Return the records that follow, matching each one exactly.
------ RECORD EXCERPTS
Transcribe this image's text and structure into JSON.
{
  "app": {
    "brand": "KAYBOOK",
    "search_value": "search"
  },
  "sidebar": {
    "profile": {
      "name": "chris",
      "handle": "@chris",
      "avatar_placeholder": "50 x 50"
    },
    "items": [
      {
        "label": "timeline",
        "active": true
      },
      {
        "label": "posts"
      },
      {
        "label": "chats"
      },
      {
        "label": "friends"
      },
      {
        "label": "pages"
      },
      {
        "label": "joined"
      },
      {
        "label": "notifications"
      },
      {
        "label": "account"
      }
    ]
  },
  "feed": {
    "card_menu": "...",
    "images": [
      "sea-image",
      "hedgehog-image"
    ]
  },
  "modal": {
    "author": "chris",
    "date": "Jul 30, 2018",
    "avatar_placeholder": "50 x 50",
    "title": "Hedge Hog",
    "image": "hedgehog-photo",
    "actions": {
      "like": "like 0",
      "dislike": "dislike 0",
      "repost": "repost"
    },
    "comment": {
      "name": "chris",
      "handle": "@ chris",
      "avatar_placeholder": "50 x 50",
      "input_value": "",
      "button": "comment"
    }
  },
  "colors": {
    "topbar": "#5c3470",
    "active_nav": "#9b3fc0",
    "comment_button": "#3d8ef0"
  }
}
------------
#### SOLUTION TO THE EXERCISE:
Transcribe this image's text and structure into JSON.
{
  "app": {
    "brand": "KAYBOOK",
    "search_value": "search"
  },
  "sidebar": {
    "profile": {
      "name": "chris",
      "handle": "@chris",
      "avatar_placeholder": "50 x 50"
    },
    "items": [
      {
        "label": "timeline",
        "active": true
      },
      {
        "label": "posts"
      },
      {
        "label": "chats"
      },
      {
        "label": "friends"
      },
      {
        "label": "pages"
      },
      {
        "label": "joined"
      },
      {
        "label": "notifications"
      },
      {
        "label": "account"
      }
    ]
  },
  "feed": {
    "card_menu": "...",
    "images": [
      "sea-image",
      "hedgehog-image"
    ]
  },
  "modal": {
    "author": "chris",
    "date": "Jul 30, 2018",
    "avatar_placeholder": "50 x 50",
    "title": "Hedge Hog",
    "image": "hedgehog-photo",
    "actions": {
      "like": "like 0",
      "dislike": "dislike 0",
      "repost": "repost"
    },
    "comment": {
      "name": "chris",
      "handle": "@ chris",
      "avatar_placeholder": "50 x 50",
      "input_value": "",
      "button": "comment"
    }
  },
  "colors": {
    "topbar": "#5c3470",
    "active_nav": "#9b3fc0",
    "comment_button": "#3d8ef0"
  }
}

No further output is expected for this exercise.